• Task: Leave out the pictures and repeat every record exactly.

• Entries taken from a collection:
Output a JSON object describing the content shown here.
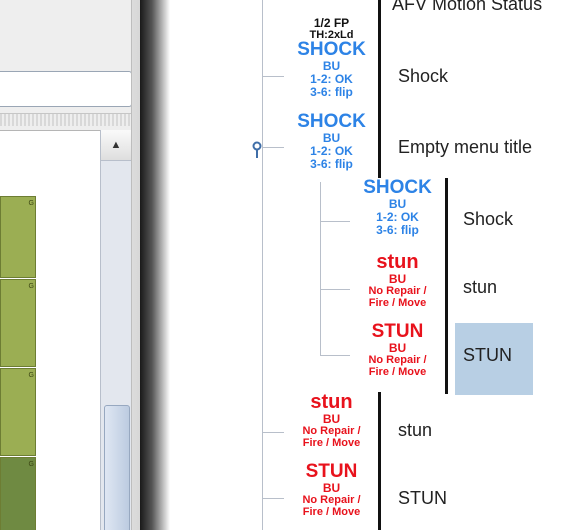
{
  "left_panel": {
    "list_tile_label": "G",
    "scroll_up_glyph": "▲"
  },
  "tree": {
    "top_partial": {
      "line1": "1/2 FP",
      "line2": "TH:2xLd",
      "label": "AFV Motion Status"
    },
    "nodes": [
      {
        "counter": {
          "title": "SHOCK",
          "sub": "BU",
          "l3": "1-2: OK",
          "l4": "3-6: flip"
        },
        "label": "Shock"
      },
      {
        "counter": {
          "title": "SHOCK",
          "sub": "BU",
          "l3": "1-2: OK",
          "l4": "3-6: flip"
        },
        "label": "Empty menu title"
      },
      {
        "counter": {
          "title": "SHOCK",
          "sub": "BU",
          "l3": "1-2: OK",
          "l4": "3-6: flip"
        },
        "label": "Shock"
      },
      {
        "counter": {
          "title": "stun",
          "sub": "BU",
          "l3": "No Repair /",
          "l4": "Fire / Move"
        },
        "label": "stun"
      },
      {
        "counter": {
          "title": "STUN",
          "sub": "BU",
          "l3": "No Repair /",
          "l4": "Fire / Move"
        },
        "label": "STUN"
      },
      {
        "counter": {
          "title": "stun",
          "sub": "BU",
          "l3": "No Repair /",
          "l4": "Fire / Move"
        },
        "label": "stun"
      },
      {
        "counter": {
          "title": "STUN",
          "sub": "BU",
          "l3": "No Repair /",
          "l4": "Fire / Move"
        },
        "label": "STUN"
      }
    ]
  },
  "colors": {
    "shock": "#2d83e6",
    "stun": "#e8121c",
    "selection": "#b8cfe4"
  },
  "icons": [
    "expand-handle-icon",
    "scroll-up-arrow-icon"
  ]
}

• Full response:
Output a JSON object describing the content shown here.
{
  "left_panel": {
    "list_tile_label": "G",
    "scroll_up_glyph": "▲"
  },
  "tree": {
    "top_partial": {
      "line1": "1/2 FP",
      "line2": "TH:2xLd",
      "label": "AFV Motion Status"
    },
    "nodes": [
      {
        "counter": {
          "title": "SHOCK",
          "sub": "BU",
          "l3": "1-2: OK",
          "l4": "3-6: flip"
        },
        "label": "Shock"
      },
      {
        "counter": {
          "title": "SHOCK",
          "sub": "BU",
          "l3": "1-2: OK",
          "l4": "3-6: flip"
        },
        "label": "Empty menu title"
      },
      {
        "counter": {
          "title": "SHOCK",
          "sub": "BU",
          "l3": "1-2: OK",
          "l4": "3-6: flip"
        },
        "label": "Shock"
      },
      {
        "counter": {
          "title": "stun",
          "sub": "BU",
          "l3": "No Repair /",
          "l4": "Fire / Move"
        },
        "label": "stun"
      },
      {
        "counter": {
          "title": "STUN",
          "sub": "BU",
          "l3": "No Repair /",
          "l4": "Fire / Move"
        },
        "label": "STUN"
      },
      {
        "counter": {
          "title": "stun",
          "sub": "BU",
          "l3": "No Repair /",
          "l4": "Fire / Move"
        },
        "label": "stun"
      },
      {
        "counter": {
          "title": "STUN",
          "sub": "BU",
          "l3": "No Repair /",
          "l4": "Fire / Move"
        },
        "label": "STUN"
      }
    ]
  },
  "colors": {
    "shock": "#2d83e6",
    "stun": "#e8121c",
    "selection": "#b8cfe4"
  },
  "icons": [
    "expand-handle-icon",
    "scroll-up-arrow-icon"
  ]
}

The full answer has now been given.